_EXERCISE INSTRUCTIONS_
Take the listing and print it in full, exactly as given.

Entries with figure data
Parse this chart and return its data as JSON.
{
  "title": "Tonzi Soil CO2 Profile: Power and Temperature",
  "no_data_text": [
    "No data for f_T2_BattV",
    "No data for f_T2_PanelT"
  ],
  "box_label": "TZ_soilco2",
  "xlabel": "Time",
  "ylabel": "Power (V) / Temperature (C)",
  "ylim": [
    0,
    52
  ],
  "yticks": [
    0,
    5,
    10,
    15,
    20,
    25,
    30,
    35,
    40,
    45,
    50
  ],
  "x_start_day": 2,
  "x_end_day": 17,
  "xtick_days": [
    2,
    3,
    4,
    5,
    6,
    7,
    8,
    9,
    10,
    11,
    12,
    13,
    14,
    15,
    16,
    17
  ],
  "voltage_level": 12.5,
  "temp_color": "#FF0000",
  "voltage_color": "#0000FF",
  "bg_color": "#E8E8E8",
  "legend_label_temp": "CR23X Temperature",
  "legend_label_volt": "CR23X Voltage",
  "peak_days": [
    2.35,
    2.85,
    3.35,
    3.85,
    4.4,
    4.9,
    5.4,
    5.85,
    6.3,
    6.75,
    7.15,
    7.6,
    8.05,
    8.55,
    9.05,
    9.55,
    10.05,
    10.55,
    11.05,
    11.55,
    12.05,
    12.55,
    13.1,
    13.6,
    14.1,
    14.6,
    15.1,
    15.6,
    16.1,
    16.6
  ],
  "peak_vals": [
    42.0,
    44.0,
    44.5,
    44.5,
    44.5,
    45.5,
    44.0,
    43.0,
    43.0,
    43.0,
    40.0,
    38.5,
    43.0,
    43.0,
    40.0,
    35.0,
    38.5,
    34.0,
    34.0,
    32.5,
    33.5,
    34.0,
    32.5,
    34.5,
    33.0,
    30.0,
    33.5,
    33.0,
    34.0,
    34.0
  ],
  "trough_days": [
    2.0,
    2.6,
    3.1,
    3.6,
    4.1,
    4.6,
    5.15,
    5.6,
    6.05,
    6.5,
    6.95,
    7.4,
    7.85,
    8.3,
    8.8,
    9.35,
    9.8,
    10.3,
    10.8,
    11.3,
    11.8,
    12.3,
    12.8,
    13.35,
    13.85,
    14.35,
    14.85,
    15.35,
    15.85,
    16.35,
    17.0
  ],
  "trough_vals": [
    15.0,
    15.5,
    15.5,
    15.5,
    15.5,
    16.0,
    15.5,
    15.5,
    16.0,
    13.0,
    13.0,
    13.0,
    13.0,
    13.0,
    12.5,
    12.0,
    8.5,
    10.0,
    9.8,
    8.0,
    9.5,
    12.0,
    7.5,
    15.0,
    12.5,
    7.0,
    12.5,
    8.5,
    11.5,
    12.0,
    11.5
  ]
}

_EXERCISE RESULT_
Parse this chart and return its data as JSON.
{
  "title": "Tonzi Soil CO2 Profile: Power and Temperature",
  "no_data_text": [
    "No data for f_T2_BattV",
    "No data for f_T2_PanelT"
  ],
  "box_label": "TZ_soilco2",
  "xlabel": "Time",
  "ylabel": "Power (V) / Temperature (C)",
  "ylim": [
    0,
    52
  ],
  "yticks": [
    0,
    5,
    10,
    15,
    20,
    25,
    30,
    35,
    40,
    45,
    50
  ],
  "x_start_day": 2,
  "x_end_day": 17,
  "xtick_days": [
    2,
    3,
    4,
    5,
    6,
    7,
    8,
    9,
    10,
    11,
    12,
    13,
    14,
    15,
    16,
    17
  ],
  "voltage_level": 12.5,
  "temp_color": "#FF0000",
  "voltage_color": "#0000FF",
  "bg_color": "#E8E8E8",
  "legend_label_temp": "CR23X Temperature",
  "legend_label_volt": "CR23X Voltage",
  "peak_days": [
    2.35,
    2.85,
    3.35,
    3.85,
    4.4,
    4.9,
    5.4,
    5.85,
    6.3,
    6.75,
    7.15,
    7.6,
    8.05,
    8.55,
    9.05,
    9.55,
    10.05,
    10.55,
    11.05,
    11.55,
    12.05,
    12.55,
    13.1,
    13.6,
    14.1,
    14.6,
    15.1,
    15.6,
    16.1,
    16.6
  ],
  "peak_vals": [
    42.0,
    44.0,
    44.5,
    44.5,
    44.5,
    45.5,
    44.0,
    43.0,
    43.0,
    43.0,
    40.0,
    38.5,
    43.0,
    43.0,
    40.0,
    35.0,
    38.5,
    34.0,
    34.0,
    32.5,
    33.5,
    34.0,
    32.5,
    34.5,
    33.0,
    30.0,
    33.5,
    33.0,
    34.0,
    34.0
  ],
  "trough_days": [
    2.0,
    2.6,
    3.1,
    3.6,
    4.1,
    4.6,
    5.15,
    5.6,
    6.05,
    6.5,
    6.95,
    7.4,
    7.85,
    8.3,
    8.8,
    9.35,
    9.8,
    10.3,
    10.8,
    11.3,
    11.8,
    12.3,
    12.8,
    13.35,
    13.85,
    14.35,
    14.85,
    15.35,
    15.85,
    16.35,
    17.0
  ],
  "trough_vals": [
    15.0,
    15.5,
    15.5,
    15.5,
    15.5,
    16.0,
    15.5,
    15.5,
    16.0,
    13.0,
    13.0,
    13.0,
    13.0,
    13.0,
    12.5,
    12.0,
    8.5,
    10.0,
    9.8,
    8.0,
    9.5,
    12.0,
    7.5,
    15.0,
    12.5,
    7.0,
    12.5,
    8.5,
    11.5,
    12.0,
    11.5
  ]
}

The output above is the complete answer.